> **LISTED RECORDS**
───
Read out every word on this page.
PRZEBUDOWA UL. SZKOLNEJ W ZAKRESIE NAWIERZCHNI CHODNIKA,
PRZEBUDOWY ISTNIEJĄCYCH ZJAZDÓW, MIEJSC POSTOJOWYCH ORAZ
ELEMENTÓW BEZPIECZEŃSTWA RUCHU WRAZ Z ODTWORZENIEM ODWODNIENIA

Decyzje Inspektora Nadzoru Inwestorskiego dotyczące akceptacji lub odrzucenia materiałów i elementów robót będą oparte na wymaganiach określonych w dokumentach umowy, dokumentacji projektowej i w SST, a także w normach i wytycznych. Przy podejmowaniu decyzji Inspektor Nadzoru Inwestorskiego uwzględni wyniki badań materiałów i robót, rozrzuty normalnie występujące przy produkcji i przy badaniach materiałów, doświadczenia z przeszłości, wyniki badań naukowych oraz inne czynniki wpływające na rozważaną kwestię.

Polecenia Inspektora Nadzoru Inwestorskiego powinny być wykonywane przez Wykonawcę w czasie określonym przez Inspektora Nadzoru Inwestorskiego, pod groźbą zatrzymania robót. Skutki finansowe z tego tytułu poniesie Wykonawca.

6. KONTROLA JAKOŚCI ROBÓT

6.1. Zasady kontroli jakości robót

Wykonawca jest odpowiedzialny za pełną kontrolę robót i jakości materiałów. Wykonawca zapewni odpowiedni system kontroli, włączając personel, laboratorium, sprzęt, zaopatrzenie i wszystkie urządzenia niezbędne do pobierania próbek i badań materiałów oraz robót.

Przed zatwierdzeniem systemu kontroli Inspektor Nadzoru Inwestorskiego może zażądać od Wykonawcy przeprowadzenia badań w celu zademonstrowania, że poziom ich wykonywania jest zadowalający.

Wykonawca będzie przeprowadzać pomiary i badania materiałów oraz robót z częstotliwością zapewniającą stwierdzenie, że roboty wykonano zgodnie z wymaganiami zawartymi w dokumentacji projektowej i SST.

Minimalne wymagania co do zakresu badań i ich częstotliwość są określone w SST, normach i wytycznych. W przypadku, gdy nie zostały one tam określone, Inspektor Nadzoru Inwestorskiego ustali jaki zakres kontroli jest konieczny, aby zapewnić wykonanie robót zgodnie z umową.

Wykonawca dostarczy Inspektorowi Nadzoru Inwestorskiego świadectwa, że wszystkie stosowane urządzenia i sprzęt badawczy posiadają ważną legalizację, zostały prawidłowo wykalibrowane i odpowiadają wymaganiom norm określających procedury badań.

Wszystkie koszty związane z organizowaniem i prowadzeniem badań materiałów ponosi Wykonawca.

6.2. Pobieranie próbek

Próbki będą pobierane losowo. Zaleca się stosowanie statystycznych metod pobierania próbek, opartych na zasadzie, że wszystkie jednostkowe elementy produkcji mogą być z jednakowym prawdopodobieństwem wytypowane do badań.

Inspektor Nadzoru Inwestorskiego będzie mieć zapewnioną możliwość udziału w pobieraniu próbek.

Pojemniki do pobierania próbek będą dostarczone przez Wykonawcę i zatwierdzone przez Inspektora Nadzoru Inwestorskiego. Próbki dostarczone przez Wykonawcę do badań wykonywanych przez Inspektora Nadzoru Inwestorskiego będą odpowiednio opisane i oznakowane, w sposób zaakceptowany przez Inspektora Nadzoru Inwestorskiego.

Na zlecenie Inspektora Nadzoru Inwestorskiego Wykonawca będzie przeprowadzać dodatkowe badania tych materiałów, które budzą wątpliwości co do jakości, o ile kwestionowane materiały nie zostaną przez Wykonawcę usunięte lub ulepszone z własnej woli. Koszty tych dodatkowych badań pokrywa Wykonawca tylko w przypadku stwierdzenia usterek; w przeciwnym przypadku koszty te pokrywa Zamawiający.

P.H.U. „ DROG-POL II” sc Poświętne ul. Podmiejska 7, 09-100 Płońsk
───
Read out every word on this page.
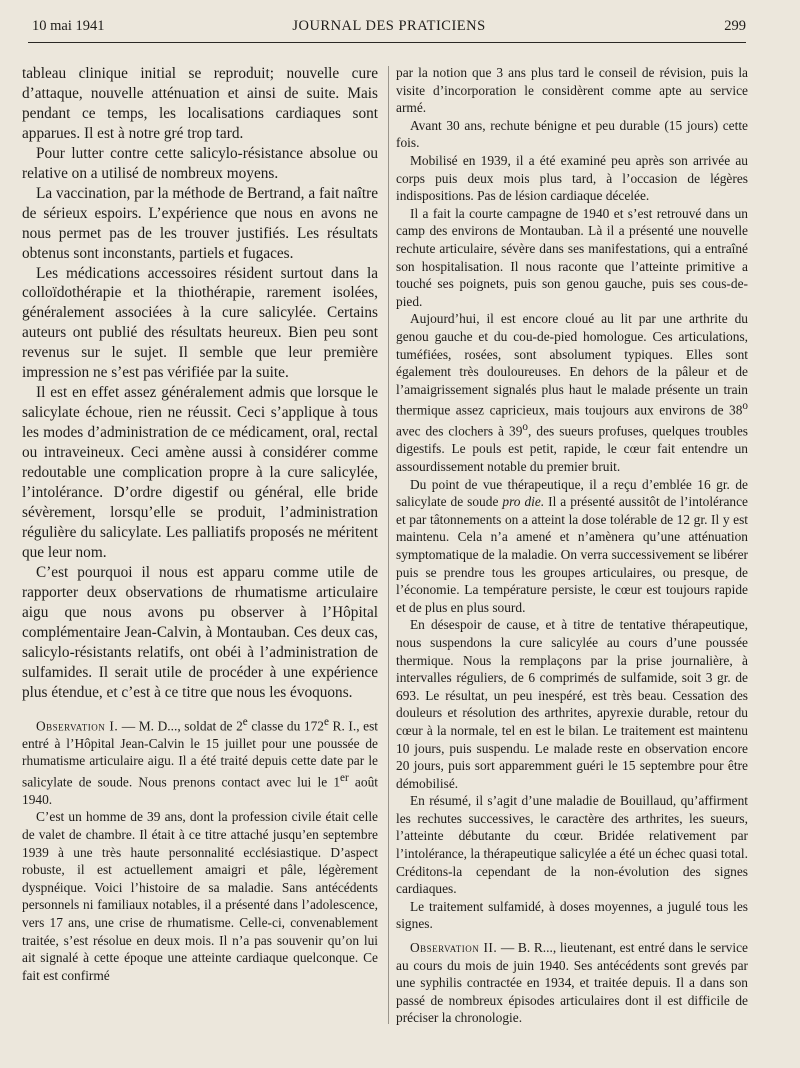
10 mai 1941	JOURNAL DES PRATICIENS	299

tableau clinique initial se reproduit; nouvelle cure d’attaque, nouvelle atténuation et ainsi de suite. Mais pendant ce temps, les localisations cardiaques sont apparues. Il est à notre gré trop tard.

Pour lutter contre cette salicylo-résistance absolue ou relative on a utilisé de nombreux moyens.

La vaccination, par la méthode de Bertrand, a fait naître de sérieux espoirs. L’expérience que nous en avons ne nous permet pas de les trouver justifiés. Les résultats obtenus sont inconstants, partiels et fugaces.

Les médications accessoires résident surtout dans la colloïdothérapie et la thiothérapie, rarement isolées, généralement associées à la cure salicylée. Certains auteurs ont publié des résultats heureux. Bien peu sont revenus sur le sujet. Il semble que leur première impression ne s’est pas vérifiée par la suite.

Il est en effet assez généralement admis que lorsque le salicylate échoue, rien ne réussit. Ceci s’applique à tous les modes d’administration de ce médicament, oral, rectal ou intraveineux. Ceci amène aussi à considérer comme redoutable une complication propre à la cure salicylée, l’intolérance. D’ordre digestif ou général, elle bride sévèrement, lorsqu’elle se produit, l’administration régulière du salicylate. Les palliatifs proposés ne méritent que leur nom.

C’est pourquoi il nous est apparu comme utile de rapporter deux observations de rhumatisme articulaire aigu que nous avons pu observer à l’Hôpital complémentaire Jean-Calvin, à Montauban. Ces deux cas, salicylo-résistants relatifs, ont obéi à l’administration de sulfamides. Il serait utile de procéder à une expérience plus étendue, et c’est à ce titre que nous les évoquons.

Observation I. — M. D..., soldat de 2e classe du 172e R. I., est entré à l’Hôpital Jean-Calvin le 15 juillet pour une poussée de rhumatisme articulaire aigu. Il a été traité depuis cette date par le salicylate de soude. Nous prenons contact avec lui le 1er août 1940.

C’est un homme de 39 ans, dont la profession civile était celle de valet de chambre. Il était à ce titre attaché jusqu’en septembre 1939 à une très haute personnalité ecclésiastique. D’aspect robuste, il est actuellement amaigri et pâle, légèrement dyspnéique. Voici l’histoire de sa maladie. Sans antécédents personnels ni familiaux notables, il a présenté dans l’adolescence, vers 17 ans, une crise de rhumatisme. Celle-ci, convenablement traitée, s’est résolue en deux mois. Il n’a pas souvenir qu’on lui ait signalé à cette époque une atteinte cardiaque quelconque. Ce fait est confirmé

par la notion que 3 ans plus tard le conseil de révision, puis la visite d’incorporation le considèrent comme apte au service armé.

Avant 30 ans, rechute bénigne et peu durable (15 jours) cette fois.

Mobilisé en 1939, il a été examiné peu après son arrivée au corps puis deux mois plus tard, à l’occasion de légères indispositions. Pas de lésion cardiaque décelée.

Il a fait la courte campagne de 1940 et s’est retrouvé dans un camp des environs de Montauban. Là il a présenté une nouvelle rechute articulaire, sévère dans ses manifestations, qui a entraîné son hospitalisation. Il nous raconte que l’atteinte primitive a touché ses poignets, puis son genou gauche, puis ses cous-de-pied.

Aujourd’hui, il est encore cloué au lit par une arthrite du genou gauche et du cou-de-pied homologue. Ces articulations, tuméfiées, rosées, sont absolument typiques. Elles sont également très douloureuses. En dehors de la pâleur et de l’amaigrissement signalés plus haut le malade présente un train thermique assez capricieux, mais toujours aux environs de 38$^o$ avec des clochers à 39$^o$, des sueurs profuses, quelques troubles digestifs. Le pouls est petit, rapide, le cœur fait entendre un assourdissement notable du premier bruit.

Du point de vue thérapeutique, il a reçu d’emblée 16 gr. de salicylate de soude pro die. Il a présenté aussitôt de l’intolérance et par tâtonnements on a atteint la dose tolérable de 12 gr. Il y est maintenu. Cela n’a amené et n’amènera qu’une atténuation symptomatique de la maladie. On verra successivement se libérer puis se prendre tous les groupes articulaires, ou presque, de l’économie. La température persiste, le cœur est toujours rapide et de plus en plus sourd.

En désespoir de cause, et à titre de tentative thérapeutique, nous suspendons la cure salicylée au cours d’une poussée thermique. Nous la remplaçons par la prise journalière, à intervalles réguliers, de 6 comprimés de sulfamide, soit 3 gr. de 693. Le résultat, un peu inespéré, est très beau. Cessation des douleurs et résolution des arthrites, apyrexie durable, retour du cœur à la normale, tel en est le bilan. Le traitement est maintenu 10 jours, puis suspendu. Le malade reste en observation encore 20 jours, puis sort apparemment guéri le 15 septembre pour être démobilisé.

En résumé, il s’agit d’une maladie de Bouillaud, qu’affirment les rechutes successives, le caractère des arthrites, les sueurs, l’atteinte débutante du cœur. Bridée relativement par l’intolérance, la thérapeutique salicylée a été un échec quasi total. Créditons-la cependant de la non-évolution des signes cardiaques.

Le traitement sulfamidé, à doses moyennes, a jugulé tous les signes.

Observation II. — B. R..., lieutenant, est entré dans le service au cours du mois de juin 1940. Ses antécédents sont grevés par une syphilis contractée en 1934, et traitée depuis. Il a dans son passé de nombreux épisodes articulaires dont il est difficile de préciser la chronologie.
───
> **EXERCISE PROMPT**
Check every line for "environs" and show the ones that have it.

> **REPLY TO THE EXERCISE**
Il a fait la courte campagne de 1940 et s’est retrouvé dans un camp des environs de Montauban. Là il a présenté une nouvelle rechute articulaire, sévère dans ses manifestations, qui a entraîné son hospitalisation. Il nous raconte que l’atteinte primitive a touché ses poignets, puis son genou gauche, puis ses cous-de-pied.
Aujourd’hui, il est encore cloué au lit par une arthrite du genou gauche et du cou-de-pied homologue. Ces articulations, tuméfiées, rosées, sont absolument typiques. Elles sont également très douloureuses. En dehors de la pâleur et de l’amaigrissement signalés plus haut le malade présente un train thermique assez capricieux, mais toujours aux environs de 38$^o$ avec des clochers à 39$^o$, des sueurs profuses, quelques troubles digestifs. Le pouls est petit, rapide, le cœur fait entendre un assourdissement notable du premier bruit.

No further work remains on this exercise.